Your task: Look through the material and copy each line holding "remote".

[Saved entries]

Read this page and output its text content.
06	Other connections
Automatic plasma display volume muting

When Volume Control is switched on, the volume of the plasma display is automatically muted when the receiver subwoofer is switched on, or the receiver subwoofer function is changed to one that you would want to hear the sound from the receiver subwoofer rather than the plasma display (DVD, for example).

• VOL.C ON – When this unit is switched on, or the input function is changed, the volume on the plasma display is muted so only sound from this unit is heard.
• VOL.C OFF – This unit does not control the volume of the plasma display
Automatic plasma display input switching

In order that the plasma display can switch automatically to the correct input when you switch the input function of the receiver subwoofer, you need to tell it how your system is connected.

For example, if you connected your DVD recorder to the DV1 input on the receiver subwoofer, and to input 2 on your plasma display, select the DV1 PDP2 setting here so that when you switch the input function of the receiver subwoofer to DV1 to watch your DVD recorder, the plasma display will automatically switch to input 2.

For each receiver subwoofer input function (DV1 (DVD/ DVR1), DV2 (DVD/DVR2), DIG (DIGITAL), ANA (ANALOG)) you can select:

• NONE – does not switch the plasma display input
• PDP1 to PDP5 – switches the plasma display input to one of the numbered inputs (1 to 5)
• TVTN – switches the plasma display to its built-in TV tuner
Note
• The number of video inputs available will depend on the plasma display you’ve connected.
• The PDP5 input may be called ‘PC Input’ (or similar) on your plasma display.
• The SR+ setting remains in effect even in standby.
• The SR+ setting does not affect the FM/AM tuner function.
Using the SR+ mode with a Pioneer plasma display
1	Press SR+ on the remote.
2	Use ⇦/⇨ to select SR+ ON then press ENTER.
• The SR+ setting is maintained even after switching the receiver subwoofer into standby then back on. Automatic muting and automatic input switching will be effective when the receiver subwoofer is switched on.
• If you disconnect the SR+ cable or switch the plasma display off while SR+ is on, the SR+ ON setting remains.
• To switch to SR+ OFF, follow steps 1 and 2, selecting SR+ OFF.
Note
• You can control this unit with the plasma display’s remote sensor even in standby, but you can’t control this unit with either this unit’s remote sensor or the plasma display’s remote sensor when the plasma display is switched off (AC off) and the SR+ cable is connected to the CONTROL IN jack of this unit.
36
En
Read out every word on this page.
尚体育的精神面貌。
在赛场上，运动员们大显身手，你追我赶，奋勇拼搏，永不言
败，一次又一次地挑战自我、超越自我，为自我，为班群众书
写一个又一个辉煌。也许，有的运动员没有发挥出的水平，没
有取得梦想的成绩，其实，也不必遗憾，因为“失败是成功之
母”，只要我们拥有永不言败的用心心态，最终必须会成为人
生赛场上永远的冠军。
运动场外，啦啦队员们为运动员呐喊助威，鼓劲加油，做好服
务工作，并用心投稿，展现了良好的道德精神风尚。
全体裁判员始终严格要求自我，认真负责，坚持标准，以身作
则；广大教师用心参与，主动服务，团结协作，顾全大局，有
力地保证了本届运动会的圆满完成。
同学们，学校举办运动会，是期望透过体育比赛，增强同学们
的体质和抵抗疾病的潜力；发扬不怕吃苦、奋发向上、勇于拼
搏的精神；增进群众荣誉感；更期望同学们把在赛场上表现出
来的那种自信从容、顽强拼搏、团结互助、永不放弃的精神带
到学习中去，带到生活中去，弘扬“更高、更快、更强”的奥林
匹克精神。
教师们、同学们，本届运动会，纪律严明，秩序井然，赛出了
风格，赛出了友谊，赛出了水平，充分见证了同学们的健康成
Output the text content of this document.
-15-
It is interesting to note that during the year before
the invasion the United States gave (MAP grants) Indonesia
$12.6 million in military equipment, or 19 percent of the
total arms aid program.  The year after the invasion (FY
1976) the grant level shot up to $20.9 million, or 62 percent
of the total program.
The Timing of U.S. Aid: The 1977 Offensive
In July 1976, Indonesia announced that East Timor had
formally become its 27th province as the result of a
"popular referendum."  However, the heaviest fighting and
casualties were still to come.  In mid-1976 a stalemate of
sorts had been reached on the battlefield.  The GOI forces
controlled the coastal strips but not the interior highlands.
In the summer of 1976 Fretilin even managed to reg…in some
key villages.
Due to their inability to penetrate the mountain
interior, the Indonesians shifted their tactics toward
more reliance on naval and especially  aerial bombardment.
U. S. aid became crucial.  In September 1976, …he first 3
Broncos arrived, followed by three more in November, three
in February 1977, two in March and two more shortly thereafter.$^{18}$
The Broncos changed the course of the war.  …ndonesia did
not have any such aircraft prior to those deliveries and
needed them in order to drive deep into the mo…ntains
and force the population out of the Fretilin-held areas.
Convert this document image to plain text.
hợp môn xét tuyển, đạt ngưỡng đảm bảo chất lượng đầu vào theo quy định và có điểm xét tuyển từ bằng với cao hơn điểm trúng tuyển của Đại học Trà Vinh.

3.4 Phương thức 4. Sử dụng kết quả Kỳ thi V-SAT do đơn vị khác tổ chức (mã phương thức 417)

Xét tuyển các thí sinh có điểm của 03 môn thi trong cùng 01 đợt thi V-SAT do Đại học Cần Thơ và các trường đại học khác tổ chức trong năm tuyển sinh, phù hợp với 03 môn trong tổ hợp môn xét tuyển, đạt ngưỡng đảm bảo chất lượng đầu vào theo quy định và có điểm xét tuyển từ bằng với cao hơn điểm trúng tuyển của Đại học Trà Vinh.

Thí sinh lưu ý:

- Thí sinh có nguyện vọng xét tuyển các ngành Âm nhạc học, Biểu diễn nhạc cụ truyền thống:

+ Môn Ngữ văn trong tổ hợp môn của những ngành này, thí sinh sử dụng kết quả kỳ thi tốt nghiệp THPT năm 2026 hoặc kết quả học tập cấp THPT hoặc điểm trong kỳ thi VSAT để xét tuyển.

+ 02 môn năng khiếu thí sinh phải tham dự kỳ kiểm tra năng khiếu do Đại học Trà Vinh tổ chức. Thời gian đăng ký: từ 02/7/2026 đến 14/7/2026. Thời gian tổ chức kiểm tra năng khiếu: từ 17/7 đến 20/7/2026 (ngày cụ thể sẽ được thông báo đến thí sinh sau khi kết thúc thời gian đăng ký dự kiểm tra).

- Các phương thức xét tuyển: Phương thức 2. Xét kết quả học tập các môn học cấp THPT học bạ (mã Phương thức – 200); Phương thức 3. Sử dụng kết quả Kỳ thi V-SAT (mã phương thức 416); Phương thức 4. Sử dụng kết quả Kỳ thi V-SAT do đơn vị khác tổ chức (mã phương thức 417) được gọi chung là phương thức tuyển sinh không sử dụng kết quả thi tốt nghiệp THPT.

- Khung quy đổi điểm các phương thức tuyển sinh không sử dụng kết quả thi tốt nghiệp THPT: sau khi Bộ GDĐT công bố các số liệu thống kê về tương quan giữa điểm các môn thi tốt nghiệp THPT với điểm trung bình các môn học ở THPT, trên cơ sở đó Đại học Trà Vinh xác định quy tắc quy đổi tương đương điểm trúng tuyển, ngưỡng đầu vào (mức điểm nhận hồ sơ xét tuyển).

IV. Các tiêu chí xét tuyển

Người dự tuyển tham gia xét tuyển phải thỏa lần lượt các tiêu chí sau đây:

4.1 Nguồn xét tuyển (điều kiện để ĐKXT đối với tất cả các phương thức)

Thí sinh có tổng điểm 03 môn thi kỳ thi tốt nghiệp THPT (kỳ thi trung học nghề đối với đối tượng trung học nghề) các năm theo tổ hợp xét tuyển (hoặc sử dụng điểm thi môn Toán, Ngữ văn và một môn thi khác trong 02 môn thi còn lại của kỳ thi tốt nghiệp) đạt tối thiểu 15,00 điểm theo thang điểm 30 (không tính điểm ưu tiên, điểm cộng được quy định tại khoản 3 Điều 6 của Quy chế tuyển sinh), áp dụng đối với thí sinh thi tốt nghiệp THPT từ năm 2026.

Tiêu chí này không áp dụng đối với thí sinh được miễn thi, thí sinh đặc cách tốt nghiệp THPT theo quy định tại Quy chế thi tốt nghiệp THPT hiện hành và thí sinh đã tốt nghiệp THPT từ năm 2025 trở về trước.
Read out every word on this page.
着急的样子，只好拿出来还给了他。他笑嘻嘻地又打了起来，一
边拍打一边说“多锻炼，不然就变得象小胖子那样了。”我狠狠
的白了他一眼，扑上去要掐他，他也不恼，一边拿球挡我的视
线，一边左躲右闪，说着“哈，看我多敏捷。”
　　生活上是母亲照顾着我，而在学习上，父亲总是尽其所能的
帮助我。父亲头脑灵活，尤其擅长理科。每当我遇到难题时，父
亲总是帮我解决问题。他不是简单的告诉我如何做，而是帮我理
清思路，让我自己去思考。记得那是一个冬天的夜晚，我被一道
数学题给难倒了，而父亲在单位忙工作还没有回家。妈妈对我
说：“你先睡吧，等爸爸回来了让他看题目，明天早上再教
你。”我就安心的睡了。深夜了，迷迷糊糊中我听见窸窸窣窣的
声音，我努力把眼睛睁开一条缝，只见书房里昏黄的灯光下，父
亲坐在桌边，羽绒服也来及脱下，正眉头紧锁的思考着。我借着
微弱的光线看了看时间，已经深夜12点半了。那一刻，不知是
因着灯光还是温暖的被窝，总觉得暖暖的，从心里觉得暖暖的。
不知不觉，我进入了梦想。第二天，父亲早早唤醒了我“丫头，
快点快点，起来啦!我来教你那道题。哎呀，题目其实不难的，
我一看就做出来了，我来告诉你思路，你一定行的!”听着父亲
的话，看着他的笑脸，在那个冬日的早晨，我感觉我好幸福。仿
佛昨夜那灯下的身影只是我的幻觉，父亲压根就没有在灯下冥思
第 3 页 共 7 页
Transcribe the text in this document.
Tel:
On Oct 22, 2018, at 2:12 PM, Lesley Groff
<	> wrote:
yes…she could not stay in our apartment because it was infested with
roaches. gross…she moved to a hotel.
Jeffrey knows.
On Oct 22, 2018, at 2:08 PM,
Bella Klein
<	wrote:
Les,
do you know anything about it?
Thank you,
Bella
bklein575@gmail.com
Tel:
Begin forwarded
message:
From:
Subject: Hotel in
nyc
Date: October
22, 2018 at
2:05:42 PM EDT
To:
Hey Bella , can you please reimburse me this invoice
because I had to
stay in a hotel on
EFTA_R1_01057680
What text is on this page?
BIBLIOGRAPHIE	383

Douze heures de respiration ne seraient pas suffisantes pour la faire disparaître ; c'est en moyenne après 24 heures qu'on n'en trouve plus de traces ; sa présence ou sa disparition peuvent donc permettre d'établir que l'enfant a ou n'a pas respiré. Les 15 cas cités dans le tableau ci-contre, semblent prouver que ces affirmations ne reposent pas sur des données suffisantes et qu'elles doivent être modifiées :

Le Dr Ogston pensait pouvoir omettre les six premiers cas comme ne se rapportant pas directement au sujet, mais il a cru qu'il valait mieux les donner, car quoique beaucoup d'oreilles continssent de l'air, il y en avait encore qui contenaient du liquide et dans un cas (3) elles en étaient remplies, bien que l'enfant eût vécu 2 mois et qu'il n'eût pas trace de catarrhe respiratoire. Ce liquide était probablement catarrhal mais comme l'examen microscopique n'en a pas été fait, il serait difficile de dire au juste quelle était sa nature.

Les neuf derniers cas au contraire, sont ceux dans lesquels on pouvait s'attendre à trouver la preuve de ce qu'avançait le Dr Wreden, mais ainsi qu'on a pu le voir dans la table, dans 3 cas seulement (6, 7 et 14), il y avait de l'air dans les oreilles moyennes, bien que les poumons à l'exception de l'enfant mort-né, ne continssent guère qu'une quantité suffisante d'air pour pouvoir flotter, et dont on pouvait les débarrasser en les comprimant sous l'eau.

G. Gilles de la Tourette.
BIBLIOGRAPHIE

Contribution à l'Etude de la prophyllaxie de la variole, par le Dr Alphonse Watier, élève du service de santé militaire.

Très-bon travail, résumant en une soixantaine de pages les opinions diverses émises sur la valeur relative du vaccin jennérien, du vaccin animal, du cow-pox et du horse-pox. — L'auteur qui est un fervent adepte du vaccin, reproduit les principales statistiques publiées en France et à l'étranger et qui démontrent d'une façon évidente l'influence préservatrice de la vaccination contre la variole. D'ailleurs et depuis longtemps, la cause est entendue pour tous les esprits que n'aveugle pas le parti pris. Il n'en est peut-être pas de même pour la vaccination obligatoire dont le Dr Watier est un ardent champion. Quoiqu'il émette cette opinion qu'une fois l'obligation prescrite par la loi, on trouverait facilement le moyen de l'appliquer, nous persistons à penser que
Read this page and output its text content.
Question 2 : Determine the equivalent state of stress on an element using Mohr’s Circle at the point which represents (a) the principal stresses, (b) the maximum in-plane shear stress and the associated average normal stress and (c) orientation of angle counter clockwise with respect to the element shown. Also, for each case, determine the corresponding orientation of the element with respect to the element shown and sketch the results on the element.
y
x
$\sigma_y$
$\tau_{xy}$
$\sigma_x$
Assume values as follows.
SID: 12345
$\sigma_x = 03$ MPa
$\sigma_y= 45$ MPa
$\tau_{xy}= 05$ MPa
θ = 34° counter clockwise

Complete response:
1	Press SR+ on the remote.
• You can control this unit with the plasma display’s remote sensor even in standby, but you can’t control this unit with either this unit’s remote sensor or the plasma display’s remote sensor when the plasma display is switched off (AC off) and the SR+ cable is connected to the CONTROL IN jack of this unit.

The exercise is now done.